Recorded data
━━━━━━
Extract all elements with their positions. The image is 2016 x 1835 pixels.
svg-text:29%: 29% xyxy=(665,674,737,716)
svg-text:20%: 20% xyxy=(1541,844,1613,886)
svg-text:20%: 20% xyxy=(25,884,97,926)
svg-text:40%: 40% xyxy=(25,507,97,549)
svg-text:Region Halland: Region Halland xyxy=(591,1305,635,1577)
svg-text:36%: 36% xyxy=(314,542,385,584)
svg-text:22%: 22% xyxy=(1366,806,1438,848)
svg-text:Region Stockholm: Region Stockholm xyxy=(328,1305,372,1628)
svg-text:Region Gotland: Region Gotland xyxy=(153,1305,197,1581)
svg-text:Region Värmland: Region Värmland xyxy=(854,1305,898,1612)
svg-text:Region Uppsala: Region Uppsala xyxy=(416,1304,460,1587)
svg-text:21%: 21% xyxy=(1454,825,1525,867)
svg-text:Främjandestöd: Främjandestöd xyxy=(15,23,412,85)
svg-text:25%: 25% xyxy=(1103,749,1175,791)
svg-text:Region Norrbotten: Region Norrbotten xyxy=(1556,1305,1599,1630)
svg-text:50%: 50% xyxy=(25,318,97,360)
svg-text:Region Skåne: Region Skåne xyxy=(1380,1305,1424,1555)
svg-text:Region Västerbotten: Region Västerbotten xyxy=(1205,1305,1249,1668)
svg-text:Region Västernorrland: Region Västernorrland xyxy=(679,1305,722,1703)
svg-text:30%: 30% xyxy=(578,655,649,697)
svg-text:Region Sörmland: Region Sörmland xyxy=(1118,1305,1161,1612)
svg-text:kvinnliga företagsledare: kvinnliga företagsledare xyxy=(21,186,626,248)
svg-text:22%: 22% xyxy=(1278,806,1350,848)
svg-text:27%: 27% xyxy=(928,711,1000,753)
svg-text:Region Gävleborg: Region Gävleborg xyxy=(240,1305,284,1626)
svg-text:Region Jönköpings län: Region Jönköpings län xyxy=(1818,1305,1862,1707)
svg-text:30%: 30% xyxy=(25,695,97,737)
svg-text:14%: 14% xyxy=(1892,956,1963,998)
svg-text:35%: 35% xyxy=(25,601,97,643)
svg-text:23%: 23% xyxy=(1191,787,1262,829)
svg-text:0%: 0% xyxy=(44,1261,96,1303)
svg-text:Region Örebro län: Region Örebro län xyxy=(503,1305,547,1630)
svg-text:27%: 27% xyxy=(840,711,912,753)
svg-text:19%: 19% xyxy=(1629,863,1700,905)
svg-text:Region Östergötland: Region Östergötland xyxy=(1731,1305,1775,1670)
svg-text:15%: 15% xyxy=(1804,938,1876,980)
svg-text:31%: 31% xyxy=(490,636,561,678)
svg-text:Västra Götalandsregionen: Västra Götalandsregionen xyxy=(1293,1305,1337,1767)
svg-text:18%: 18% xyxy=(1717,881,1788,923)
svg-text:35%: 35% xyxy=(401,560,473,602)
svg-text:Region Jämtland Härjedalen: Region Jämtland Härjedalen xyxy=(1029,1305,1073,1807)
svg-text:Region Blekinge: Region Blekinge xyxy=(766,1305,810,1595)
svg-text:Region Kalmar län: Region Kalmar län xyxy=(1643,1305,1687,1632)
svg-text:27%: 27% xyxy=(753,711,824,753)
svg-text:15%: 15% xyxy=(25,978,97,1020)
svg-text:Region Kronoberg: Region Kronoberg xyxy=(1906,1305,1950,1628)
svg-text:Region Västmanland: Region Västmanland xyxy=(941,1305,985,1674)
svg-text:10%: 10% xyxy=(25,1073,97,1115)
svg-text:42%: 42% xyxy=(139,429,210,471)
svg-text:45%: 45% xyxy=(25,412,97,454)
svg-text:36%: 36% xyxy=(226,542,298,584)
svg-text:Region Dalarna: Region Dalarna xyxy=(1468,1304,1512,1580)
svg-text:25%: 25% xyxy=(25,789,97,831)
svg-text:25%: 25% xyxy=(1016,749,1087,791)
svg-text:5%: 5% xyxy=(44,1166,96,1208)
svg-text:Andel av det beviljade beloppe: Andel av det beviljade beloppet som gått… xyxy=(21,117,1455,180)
━━━━━━
INSTRUCTIONS FOR THE TASK
Locate each row above that contains the string "Östergötland", and copy those rows.

ANSWER TO THE EXERCISE
svg-text:Region Östergötland: Region Östergötland xyxy=(1731,1305,1775,1670)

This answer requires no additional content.